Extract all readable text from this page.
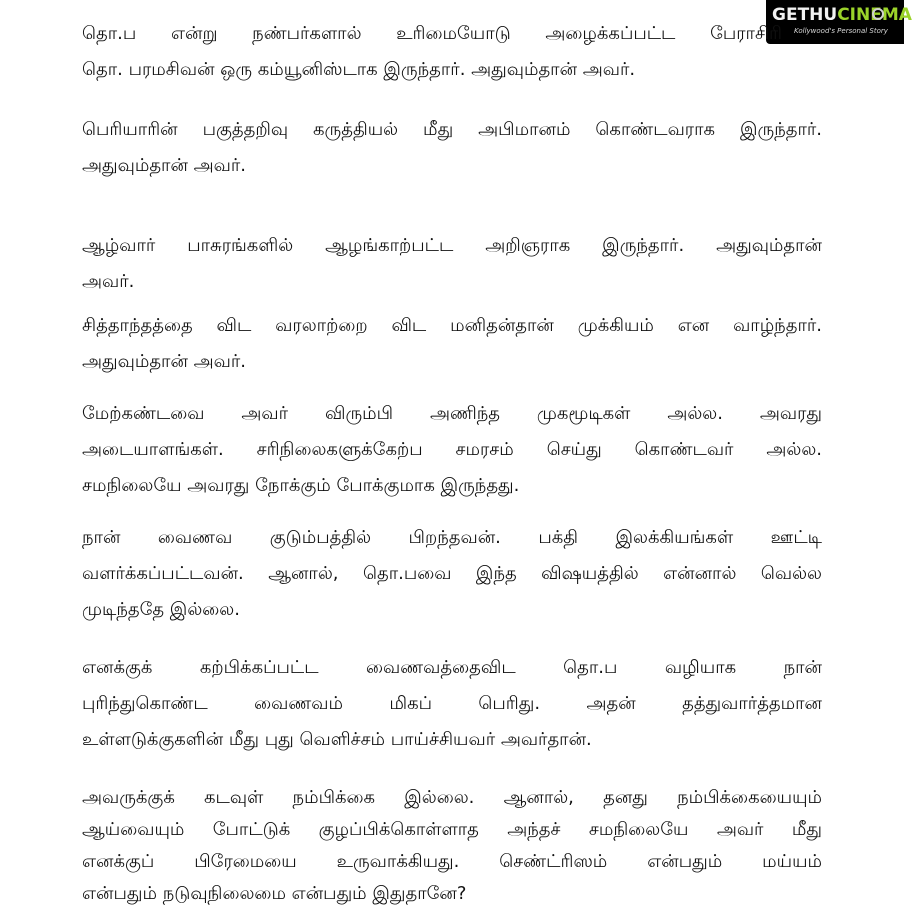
GETHUCINEMA
Kollywood's Personal Story

தொ.ப என்று நண்பர்களால் உரிமையோடு அழைக்கப்பட்ட பேராசிரி
தொ. பரமசிவன் ஒரு கம்யூனிஸ்டாக இருந்தார். அதுவும்தான் அவர்.

பெரியாரின் பகுத்தறிவு கருத்தியல் மீது அபிமானம் கொண்டவராக இருந்தார்.
அதுவும்தான் அவர்.

ஆழ்வார் பாசுரங்களில் ஆழங்காற்பட்ட அறிஞராக இருந்தார். அதுவும்தான்
அவர்.

சித்தாந்தத்தை விட வரலாற்றை விட மனிதன்தான் முக்கியம் என வாழ்ந்தார்.
அதுவும்தான் அவர்.

மேற்கண்டவை அவர் விரும்பி அணிந்த முகமூடிகள் அல்ல. அவரது
அடையாளங்கள். சரிநிலைகளுக்கேற்ப சமரசம் செய்து கொண்டவர் அல்ல.
சமநிலையே அவரது நோக்கும் போக்குமாக இருந்தது.

நான் வைணவ குடும்பத்தில் பிறந்தவன். பக்தி இலக்கியங்கள் ஊட்டி
வளர்க்கப்பட்டவன். ஆனால், தொ.பவை இந்த விஷயத்தில் என்னால் வெல்ல
முடிந்ததே இல்லை.

எனக்குக் கற்பிக்கப்பட்ட வைணவத்தைவிட தொ.ப வழியாக நான்
புரிந்துகொண்ட வைணவம் மிகப் பெரிது. அதன் தத்துவார்த்தமான
உள்ளடுக்குகளின் மீது புது வெளிச்சம் பாய்ச்சியவர் அவர்தான்.

அவருக்குக் கடவுள் நம்பிக்கை இல்லை. ஆனால், தனது நம்பிக்கையையும்
ஆய்வையும் போட்டுக் குழப்பிக்கொள்ளாத அந்தச் சமநிலையே அவர் மீது
எனக்குப் பிரேமையை உருவாக்கியது. செண்ட்ரிஸம் என்பதும் மய்யம்
என்பதும் நடுவுநிலைமை என்பதும் இதுதானே?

- Work instructions
Find the lines above that include the string "அவரத" and copy them.

- Exercise answer
மேற்கண்டவை அவர் விரும்பி அணிந்த முகமூடிகள் அல்ல. அவரது
சமநிலையே அவரது நோக்கும் போக்குமாக இருந்தது.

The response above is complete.